_Task objective_: Copy out, from the entries below, each line holding the string "mundo".

_Supplied data_:
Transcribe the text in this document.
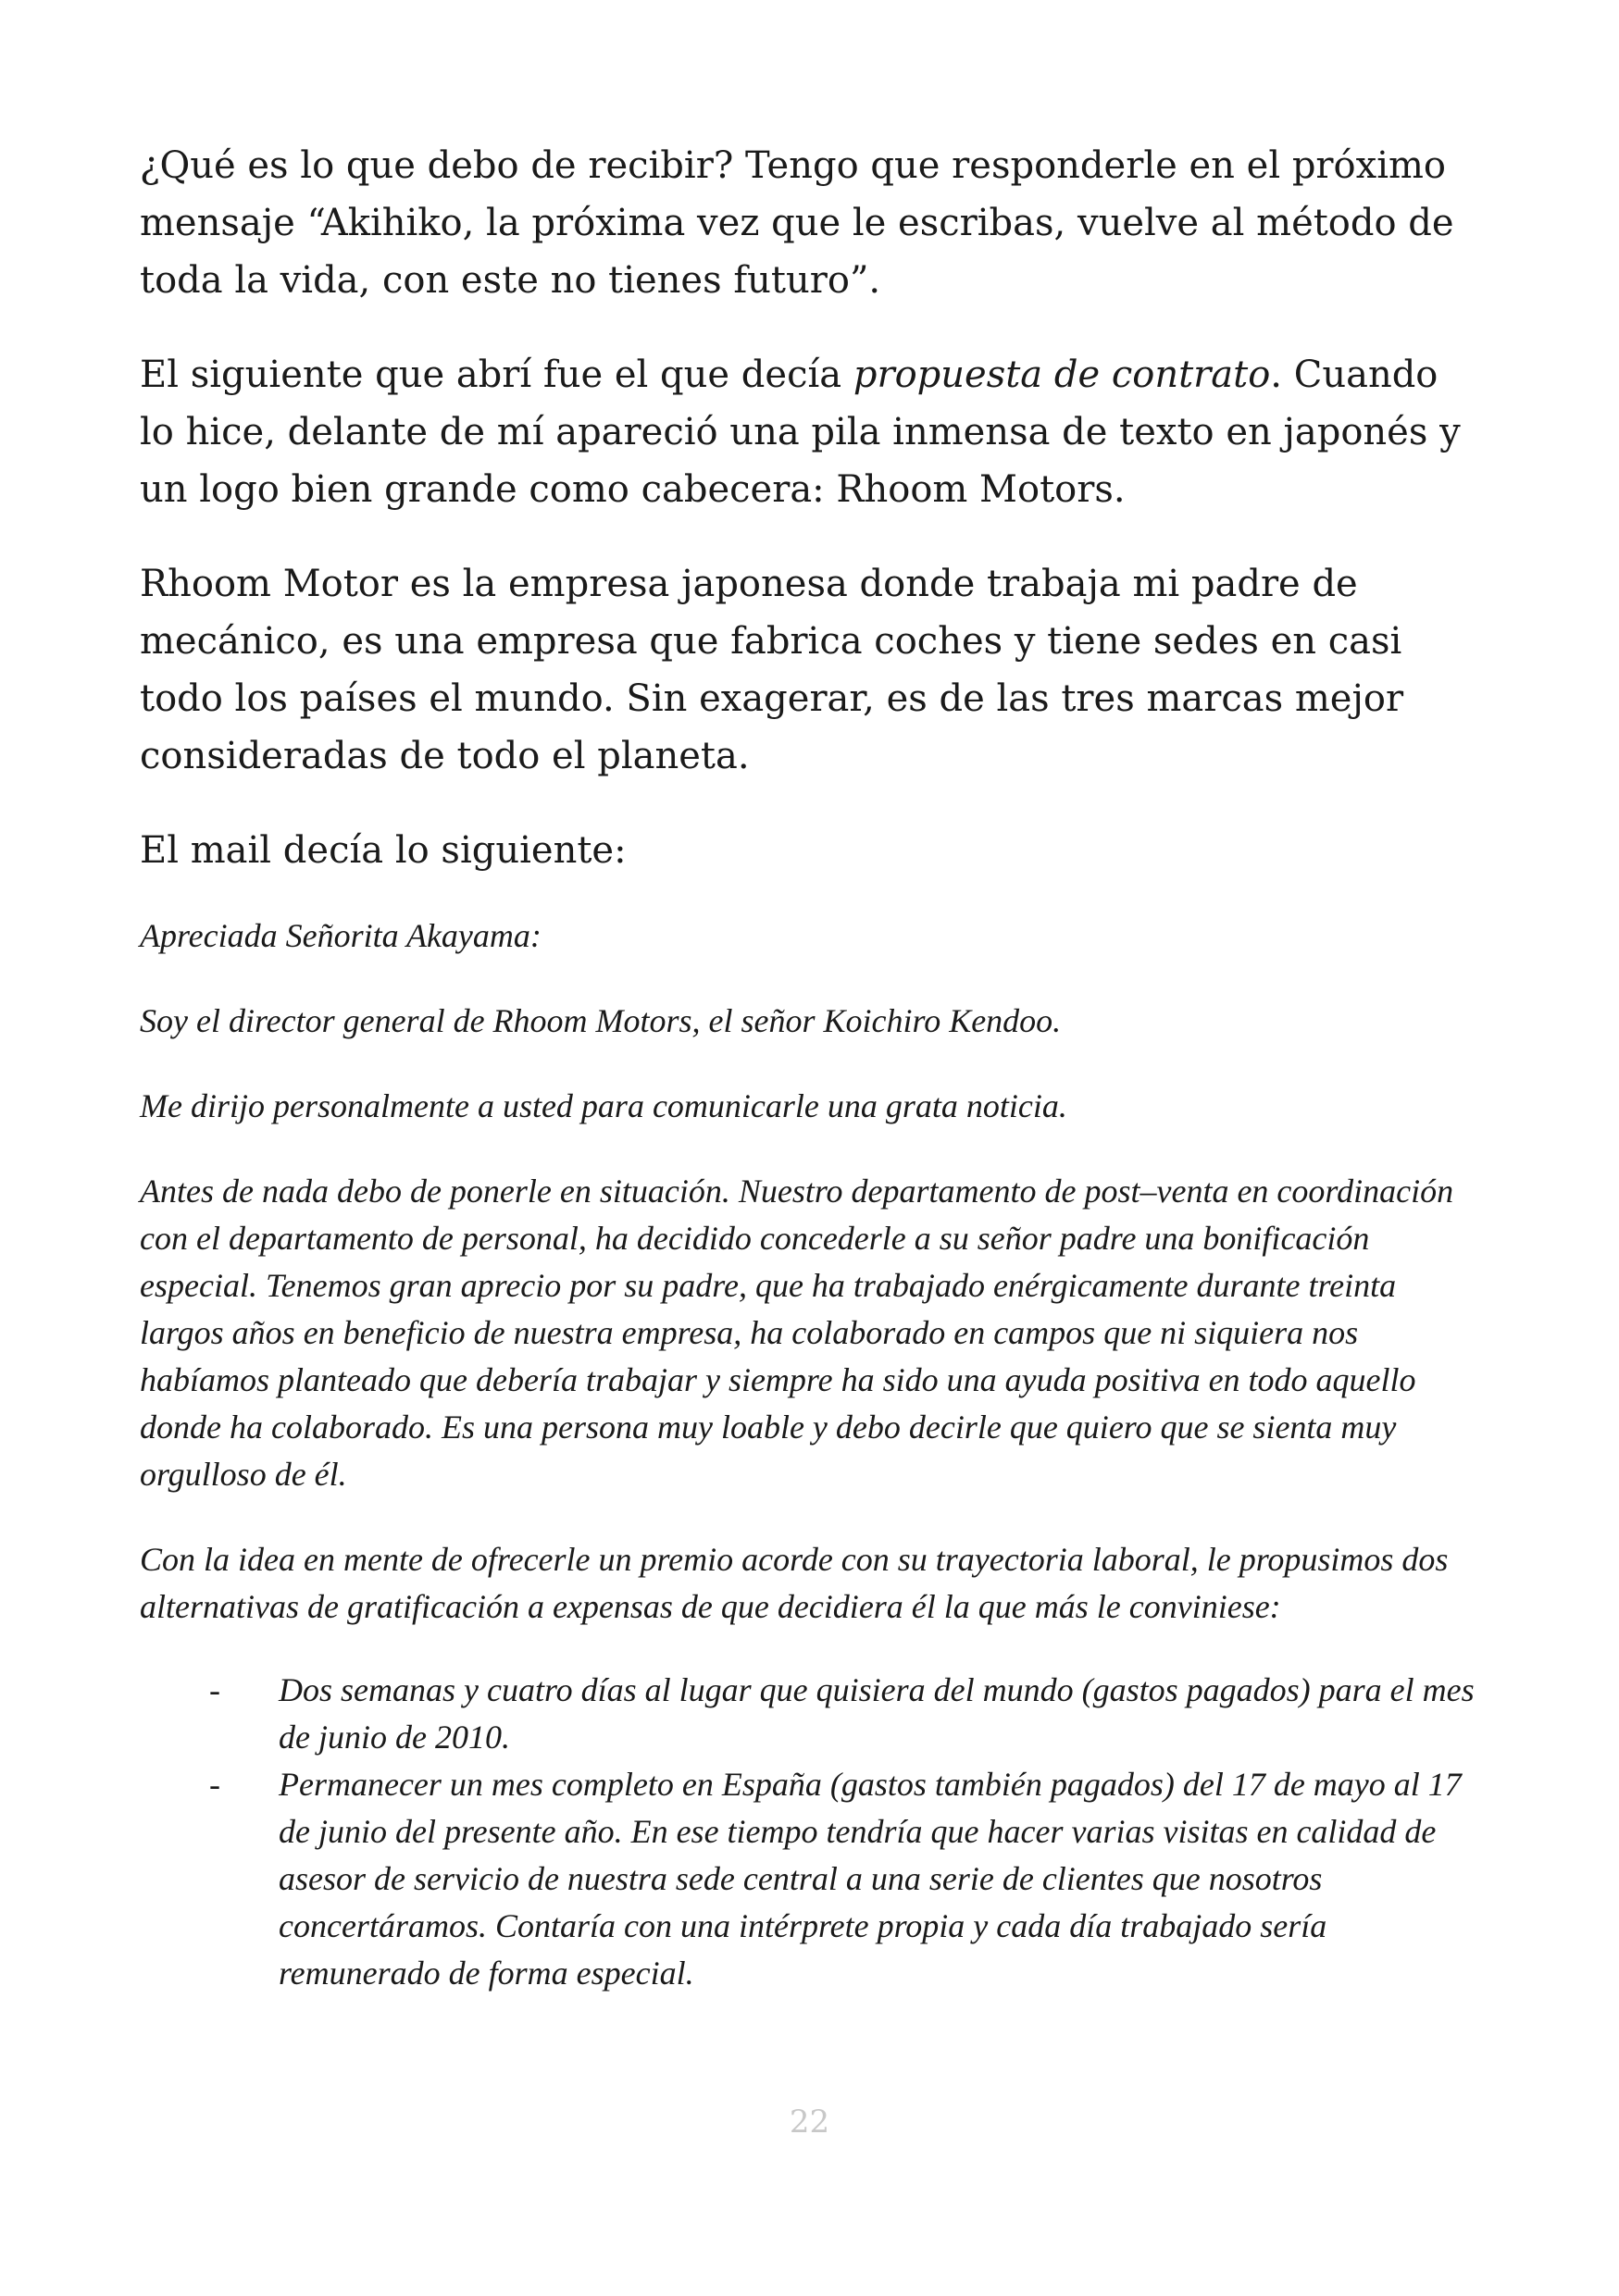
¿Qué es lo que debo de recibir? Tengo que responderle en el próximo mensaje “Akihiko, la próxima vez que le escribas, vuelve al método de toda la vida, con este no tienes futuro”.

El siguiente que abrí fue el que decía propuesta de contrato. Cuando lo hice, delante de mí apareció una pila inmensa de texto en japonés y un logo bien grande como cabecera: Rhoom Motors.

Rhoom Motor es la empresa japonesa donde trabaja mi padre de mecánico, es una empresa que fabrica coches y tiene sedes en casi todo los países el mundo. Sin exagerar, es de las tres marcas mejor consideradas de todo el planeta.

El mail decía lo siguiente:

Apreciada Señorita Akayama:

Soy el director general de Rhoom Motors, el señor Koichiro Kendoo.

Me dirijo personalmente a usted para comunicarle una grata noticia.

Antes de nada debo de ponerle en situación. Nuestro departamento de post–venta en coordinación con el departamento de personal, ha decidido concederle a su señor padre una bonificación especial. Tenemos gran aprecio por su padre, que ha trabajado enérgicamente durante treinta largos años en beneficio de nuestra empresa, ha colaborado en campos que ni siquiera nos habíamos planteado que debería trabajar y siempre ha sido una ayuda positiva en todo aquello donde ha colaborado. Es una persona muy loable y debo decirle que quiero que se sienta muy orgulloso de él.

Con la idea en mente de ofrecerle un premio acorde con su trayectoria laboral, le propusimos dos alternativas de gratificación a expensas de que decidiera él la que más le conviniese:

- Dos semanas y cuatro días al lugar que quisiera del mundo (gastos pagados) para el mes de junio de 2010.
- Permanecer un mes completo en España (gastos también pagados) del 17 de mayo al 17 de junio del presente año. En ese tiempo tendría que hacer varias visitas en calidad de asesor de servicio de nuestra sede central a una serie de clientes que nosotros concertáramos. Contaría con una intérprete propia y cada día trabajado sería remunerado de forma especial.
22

--

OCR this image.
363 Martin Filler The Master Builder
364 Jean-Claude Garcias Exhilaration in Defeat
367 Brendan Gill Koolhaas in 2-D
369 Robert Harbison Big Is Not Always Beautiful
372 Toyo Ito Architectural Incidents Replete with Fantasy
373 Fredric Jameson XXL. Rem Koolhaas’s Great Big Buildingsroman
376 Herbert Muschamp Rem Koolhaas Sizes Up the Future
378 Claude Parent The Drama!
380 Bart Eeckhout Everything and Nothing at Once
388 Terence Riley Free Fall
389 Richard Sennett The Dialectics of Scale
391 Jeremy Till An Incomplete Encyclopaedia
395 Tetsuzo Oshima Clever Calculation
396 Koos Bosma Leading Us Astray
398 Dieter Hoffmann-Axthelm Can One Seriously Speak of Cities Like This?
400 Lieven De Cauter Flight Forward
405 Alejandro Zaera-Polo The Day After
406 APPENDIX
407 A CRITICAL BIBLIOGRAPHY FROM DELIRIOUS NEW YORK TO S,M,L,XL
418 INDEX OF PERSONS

_Answer to this task_:
Rhoom Motor es la empresa japonesa donde trabaja mi padre de mecánico, es una empresa que fabrica coches y tiene sedes en casi todo los países el mundo. Sin exagerar, es de las tres marcas mejor consideradas de todo el planeta.
- Dos semanas y cuatro días al lugar que quisiera del mundo (gastos pagados) para el mes de junio de 2010.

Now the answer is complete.